GIVEN PROBLEM:
Pictures aside, quote the whole listing exactly.

----------------

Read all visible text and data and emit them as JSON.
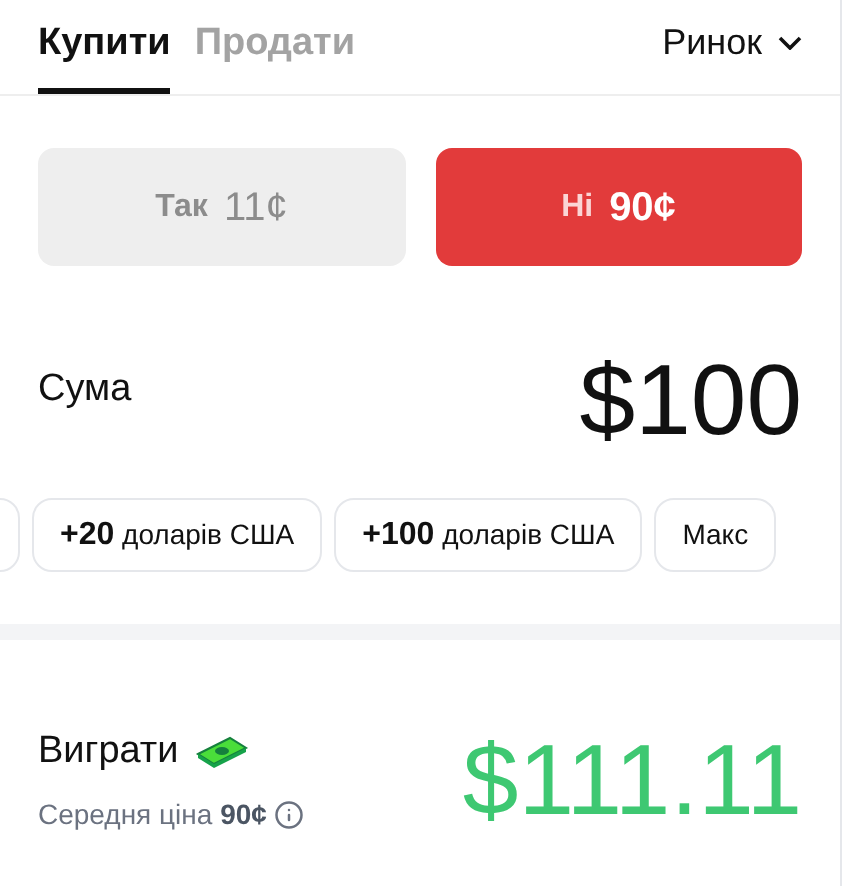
{
  "tabs": [
    {
      "label": "Купити",
      "selected": true
    },
    {
      "label": "Продати",
      "selected": false
    }
  ],
  "order_type": {
    "label": "Ринок"
  },
  "outcomes": [
    {
      "label": "Так",
      "price": "11¢",
      "selected": false
    },
    {
      "label": "Ні",
      "price": "90¢",
      "selected": true
    }
  ],
  "amount": {
    "label": "Сума",
    "value": "$100"
  },
  "presets": [
    {
      "amount": "+20",
      "unit": "доларів США"
    },
    {
      "amount": "+100",
      "unit": "доларів США"
    },
    {
      "amount": "Макс"
    }
  ],
  "payout": {
    "label": "Виграти",
    "avg_label": "Середня ціна",
    "avg_price": "90¢",
    "value": "$111.11"
  }
}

----------------

ANSWER BELOW:
Read all visible text and data and emit them as JSON.
{
  "tabs": [
    {
      "label": "Купити",
      "selected": true
    },
    {
      "label": "Продати",
      "selected": false
    }
  ],
  "order_type": {
    "label": "Ринок"
  },
  "outcomes": [
    {
      "label": "Так",
      "price": "11¢",
      "selected": false
    },
    {
      "label": "Ні",
      "price": "90¢",
      "selected": true
    }
  ],
  "amount": {
    "label": "Сума",
    "value": "$100"
  },
  "presets": [
    {
      "amount": "+20",
      "unit": "доларів США"
    },
    {
      "amount": "+100",
      "unit": "доларів США"
    },
    {
      "amount": "Макс"
    }
  ],
  "payout": {
    "label": "Виграти",
    "avg_label": "Середня ціна",
    "avg_price": "90¢",
    "value": "$111.11"
  }
}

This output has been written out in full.